*Source material:*
▼▼▼

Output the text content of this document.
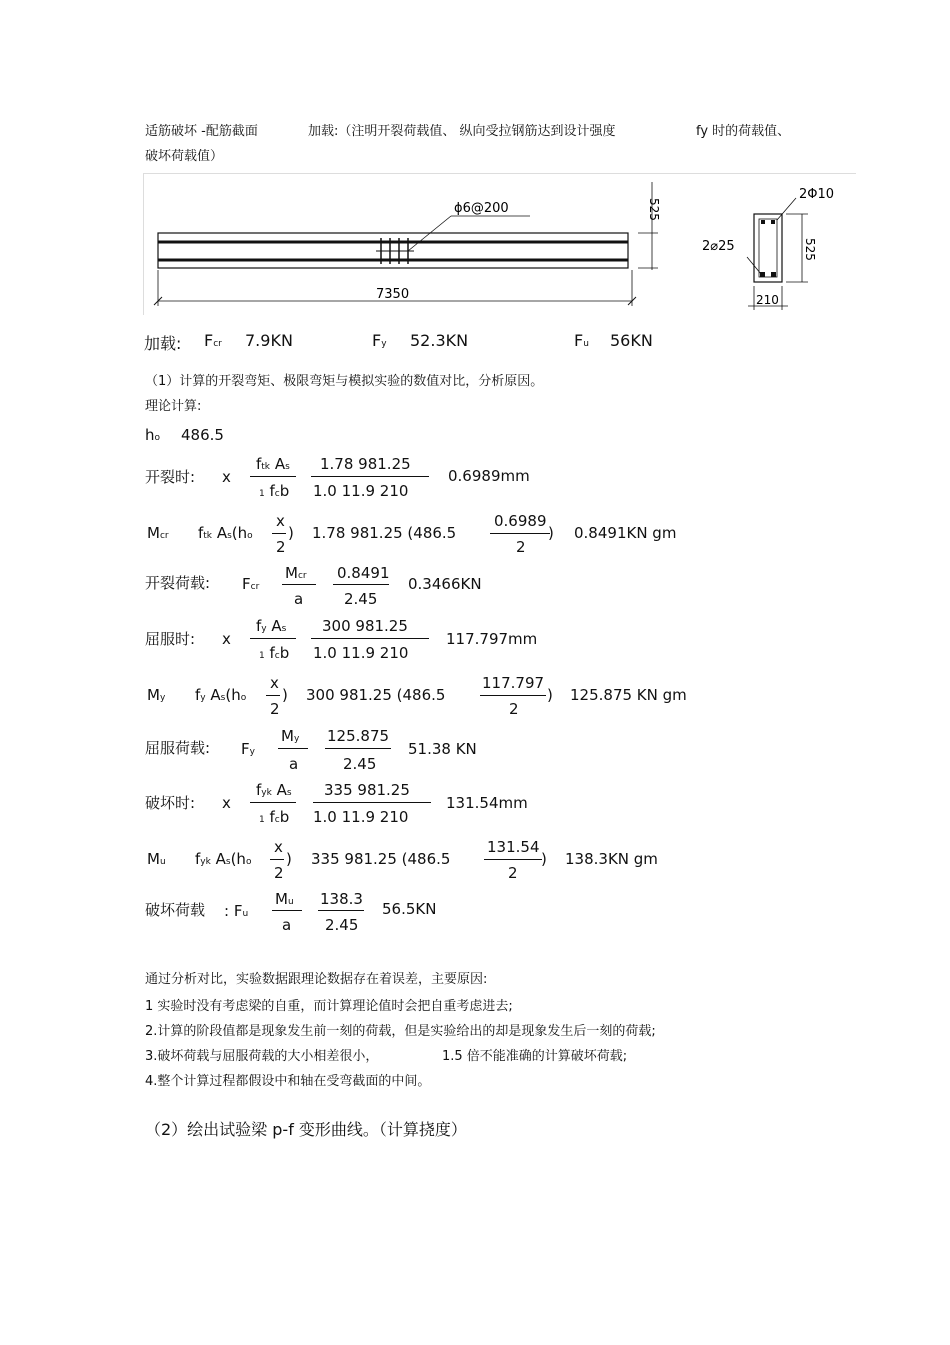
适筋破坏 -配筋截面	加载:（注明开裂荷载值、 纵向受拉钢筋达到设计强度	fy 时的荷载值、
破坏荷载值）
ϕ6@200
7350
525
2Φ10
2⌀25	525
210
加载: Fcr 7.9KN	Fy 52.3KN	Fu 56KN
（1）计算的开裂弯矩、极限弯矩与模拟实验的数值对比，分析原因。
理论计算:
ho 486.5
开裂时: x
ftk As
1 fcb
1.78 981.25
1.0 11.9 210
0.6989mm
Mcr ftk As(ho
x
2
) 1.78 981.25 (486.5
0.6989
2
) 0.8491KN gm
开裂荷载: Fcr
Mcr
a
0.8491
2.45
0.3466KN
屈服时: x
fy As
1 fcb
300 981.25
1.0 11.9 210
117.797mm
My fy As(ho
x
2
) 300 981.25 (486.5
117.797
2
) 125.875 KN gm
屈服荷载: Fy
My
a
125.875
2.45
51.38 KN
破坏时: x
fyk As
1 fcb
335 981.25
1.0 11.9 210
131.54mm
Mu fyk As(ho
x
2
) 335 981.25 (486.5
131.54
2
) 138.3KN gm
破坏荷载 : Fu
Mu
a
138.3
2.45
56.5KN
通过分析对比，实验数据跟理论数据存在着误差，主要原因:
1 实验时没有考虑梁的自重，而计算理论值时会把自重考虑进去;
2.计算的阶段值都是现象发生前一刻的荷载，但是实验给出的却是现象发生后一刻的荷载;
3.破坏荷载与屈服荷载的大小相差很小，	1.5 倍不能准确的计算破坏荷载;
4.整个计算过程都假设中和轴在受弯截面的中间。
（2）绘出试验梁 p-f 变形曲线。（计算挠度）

▲▲▲
▼▼▼

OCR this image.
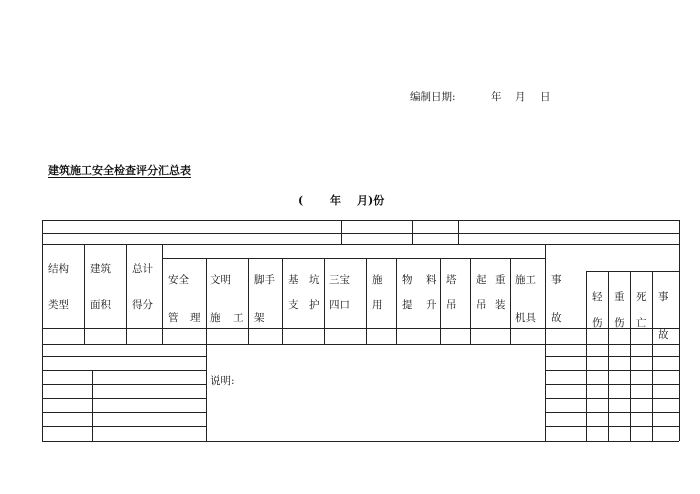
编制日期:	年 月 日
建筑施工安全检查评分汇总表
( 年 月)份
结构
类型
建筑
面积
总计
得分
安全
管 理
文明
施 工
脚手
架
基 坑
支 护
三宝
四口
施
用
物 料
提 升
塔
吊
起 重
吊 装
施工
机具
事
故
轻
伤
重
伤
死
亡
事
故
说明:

▲▲▲

*The problem:* Copy out every line holding the string "this".

*Response to the task:*
Output the text content of this document.
OCR this image.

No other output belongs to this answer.